START Exercise materials
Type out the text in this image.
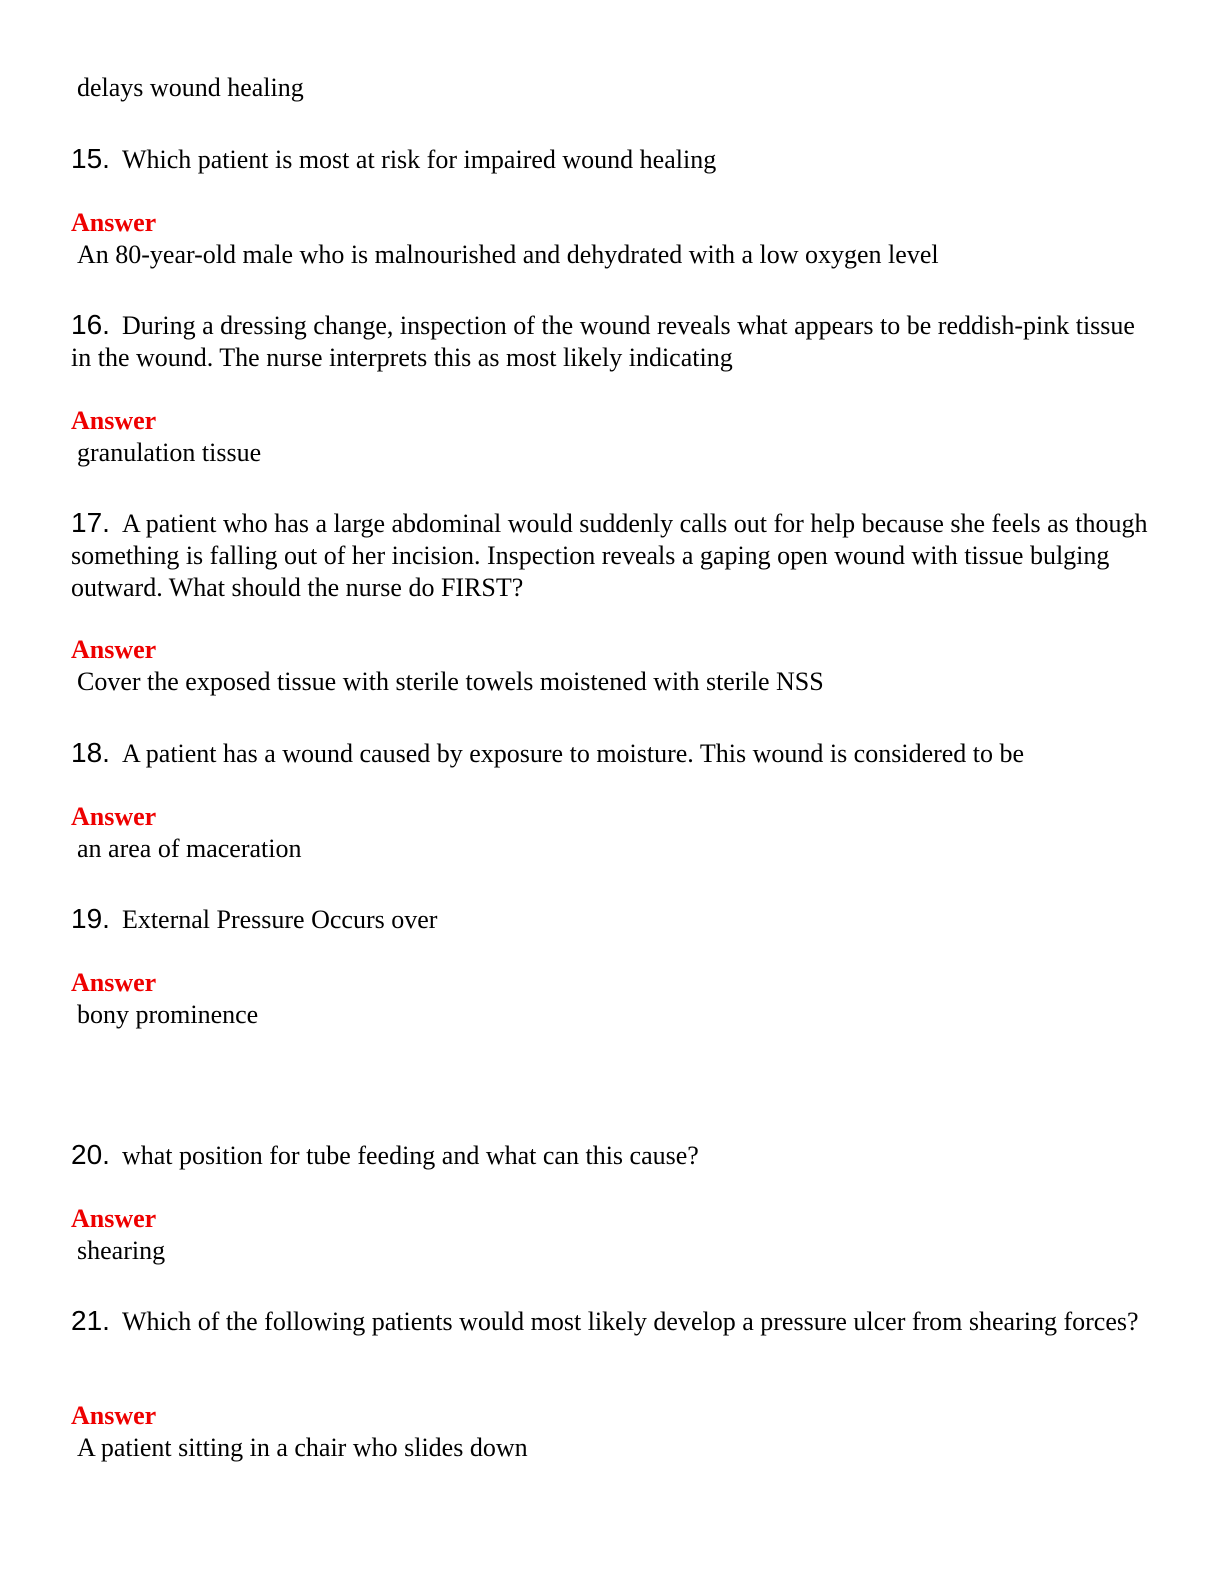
delays wound healing
15. Which patient is most at risk for impaired wound healing
Answer
An 80-year-old male who is malnourished and dehydrated with a low oxygen level
16. During a dressing change, inspection of the wound reveals what appears to be reddish-pink tissue in the wound. The nurse interprets this as most likely indicating
Answer
granulation tissue
17. A patient who has a large abdominal would suddenly calls out for help because she feels as though something is falling out of her incision. Inspection reveals a gaping open wound with tissue bulging outward. What should the nurse do FIRST?
Answer
Cover the exposed tissue with sterile towels moistened with sterile NSS
18. A patient has a wound caused by exposure to moisture. This wound is considered to be
Answer
an area of maceration
19. External Pressure Occurs over
Answer
bony prominence
20. what position for tube feeding and what can this cause?
Answer
shearing
21. Which of the following patients would most likely develop a pressure ulcer from shearing forces?
Answer
A patient sitting in a chair who slides down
END Exercise materials
Using the records above, pull out each line where the word "shearing" occurs.

shearing
21. Which of the following patients would most likely develop a pressure ulcer from shearing forces?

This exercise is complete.